▶ [WHAT IS EXPECTED]:
Omit all images. Transcribe the rest of the material below exactly.

——

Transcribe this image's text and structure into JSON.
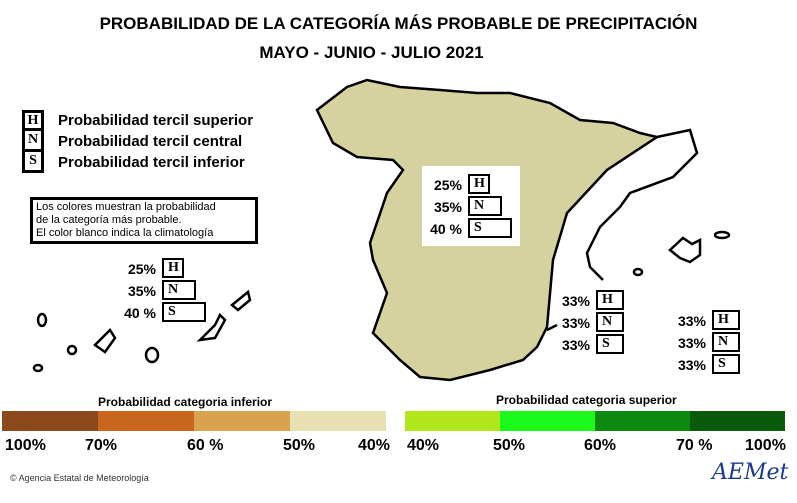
{
  "title_line1": "PROBABILIDAD DE LA  CATEGORÍA MÁS PROBABLE DE PRECIPITACIÓN",
  "title_line2": "MAYO - JUNIO - JULIO 2021",
  "legend": [
    {
      "letter": "H",
      "text": "Probabilidad  tercil superior"
    },
    {
      "letter": "N",
      "text": "Probabilidad  tercil central"
    },
    {
      "letter": "S",
      "text": "Probabilidad  tercil inferior"
    }
  ],
  "note": [
    "Los colores muestran la probabilidad",
    "de la categoría más probable.",
    "El color blanco indica la climatología"
  ],
  "regions": {
    "peninsula": {
      "H": "25%",
      "N": "35%",
      "S": "40 %",
      "fill": "#d6d2a0"
    },
    "canarias": {
      "H": "25%",
      "N": "35%",
      "S": "40 %"
    },
    "mediterraneo": {
      "H": "33%",
      "N": "33%",
      "S": "33%"
    },
    "baleares": {
      "H": "33%",
      "N": "33%",
      "S": "33%"
    }
  },
  "scale_inferior": {
    "title": "Probabilidad categoria inferior",
    "colors": [
      "#8c4a1c",
      "#c8661e",
      "#d9a24e",
      "#e6e0b2"
    ],
    "ticks": [
      "100%",
      "70%",
      "60 %",
      "50%",
      "40%"
    ]
  },
  "scale_superior": {
    "title": "Probabilidad categoria superior",
    "colors": [
      "#b2e61c",
      "#1cfa1c",
      "#0c8a10",
      "#0a5a0c"
    ],
    "ticks": [
      "40%",
      "50%",
      "60%",
      "70 %",
      "100%"
    ]
  },
  "credit": "© Agencia Estatal de Meteorología",
  "logo_text": "AEMet"
}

——

▶ [WORKED SOLUTION]:
Transcribe this image's text and structure into JSON.
{
  "title_line1": "PROBABILIDAD DE LA  CATEGORÍA MÁS PROBABLE DE PRECIPITACIÓN",
  "title_line2": "MAYO - JUNIO - JULIO 2021",
  "legend": [
    {
      "letter": "H",
      "text": "Probabilidad  tercil superior"
    },
    {
      "letter": "N",
      "text": "Probabilidad  tercil central"
    },
    {
      "letter": "S",
      "text": "Probabilidad  tercil inferior"
    }
  ],
  "note": [
    "Los colores muestran la probabilidad",
    "de la categoría más probable.",
    "El color blanco indica la climatología"
  ],
  "regions": {
    "peninsula": {
      "H": "25%",
      "N": "35%",
      "S": "40 %",
      "fill": "#d6d2a0"
    },
    "canarias": {
      "H": "25%",
      "N": "35%",
      "S": "40 %"
    },
    "mediterraneo": {
      "H": "33%",
      "N": "33%",
      "S": "33%"
    },
    "baleares": {
      "H": "33%",
      "N": "33%",
      "S": "33%"
    }
  },
  "scale_inferior": {
    "title": "Probabilidad categoria inferior",
    "colors": [
      "#8c4a1c",
      "#c8661e",
      "#d9a24e",
      "#e6e0b2"
    ],
    "ticks": [
      "100%",
      "70%",
      "60 %",
      "50%",
      "40%"
    ]
  },
  "scale_superior": {
    "title": "Probabilidad categoria superior",
    "colors": [
      "#b2e61c",
      "#1cfa1c",
      "#0c8a10",
      "#0a5a0c"
    ],
    "ticks": [
      "40%",
      "50%",
      "60%",
      "70 %",
      "100%"
    ]
  },
  "credit": "© Agencia Estatal de Meteorología",
  "logo_text": "AEMet"
}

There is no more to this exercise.